Data excerpts
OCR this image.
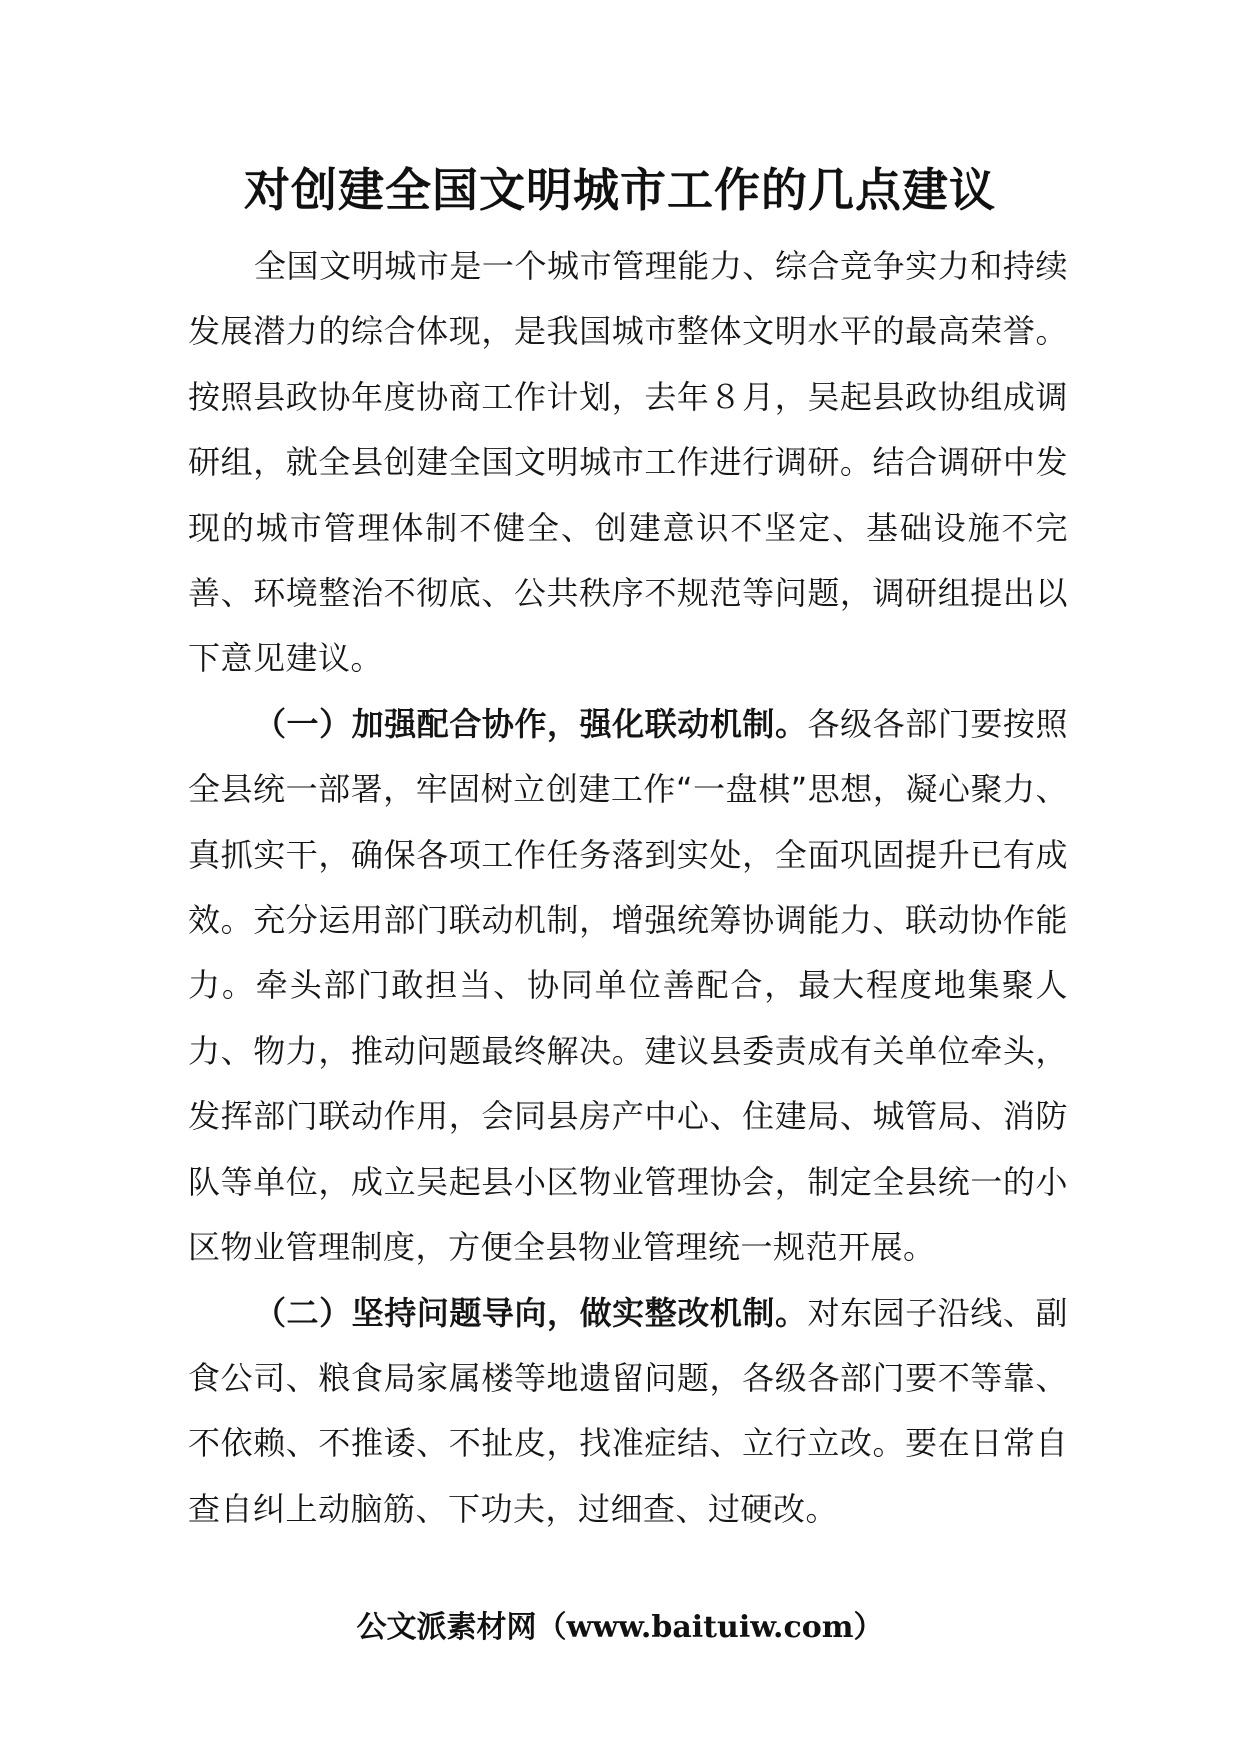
对创建全国文明城市工作的几点建议

全国文明城市是一个城市管理能力、综合竞争实力和持续发展潜力的综合体现，是我国城市整体文明水平的最高荣誉。按照县政协年度协商工作计划，去年８月，吴起县政协组成调研组，就全县创建全国文明城市工作进行调研。结合调研中发现的城市管理体制不健全、创建意识不坚定、基础设施不完善、环境整治不彻底、公共秩序不规范等问题，调研组提出以下意见建议。

（一）加强配合协作，强化联动机制。各级各部门要按照全县统一部署，牢固树立创建工作“一盘棋”思想，凝心聚力、真抓实干，确保各项工作任务落到实处，全面巩固提升已有成效。充分运用部门联动机制，增强统筹协调能力、联动协作能力。牵头部门敢担当、协同单位善配合，最大程度地集聚人力、物力，推动问题最终解决。建议县委责成有关单位牵头，发挥部门联动作用，会同县房产中心、住建局、城管局、消防队等单位，成立吴起县小区物业管理协会，制定全县统一的小区物业管理制度，方便全县物业管理统一规范开展。

（二）坚持问题导向，做实整改机制。对东园子沿线、副食公司、粮食局家属楼等地遗留问题，各级各部门要不等靠、不依赖、不推诿、不扯皮，找准症结、立行立改。要在日常自查自纠上动脑筋、下功夫，过细查、过硬改。

公文派素材网（www.baituiw.com）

• Task objective
Omit the pictures, then output the rest of the listing exactly.

• Written response
OCR this image.
对创建全国文明城市工作的几点建议

全国文明城市是一个城市管理能力、综合竞争实力和持续发展潜力的综合体现，是我国城市整体文明水平的最高荣誉。按照县政协年度协商工作计划，去年８月，吴起县政协组成调研组，就全县创建全国文明城市工作进行调研。结合调研中发现的城市管理体制不健全、创建意识不坚定、基础设施不完善、环境整治不彻底、公共秩序不规范等问题，调研组提出以下意见建议。

（一）加强配合协作，强化联动机制。各级各部门要按照全县统一部署，牢固树立创建工作“一盘棋”思想，凝心聚力、真抓实干，确保各项工作任务落到实处，全面巩固提升已有成效。充分运用部门联动机制，增强统筹协调能力、联动协作能力。牵头部门敢担当、协同单位善配合，最大程度地集聚人力、物力，推动问题最终解决。建议县委责成有关单位牵头，发挥部门联动作用，会同县房产中心、住建局、城管局、消防队等单位，成立吴起县小区物业管理协会，制定全县统一的小区物业管理制度，方便全县物业管理统一规范开展。

（二）坚持问题导向，做实整改机制。对东园子沿线、副食公司、粮食局家属楼等地遗留问题，各级各部门要不等靠、不依赖、不推诿、不扯皮，找准症结、立行立改。要在日常自查自纠上动脑筋、下功夫，过细查、过硬改。

公文派素材网（www.baituiw.com）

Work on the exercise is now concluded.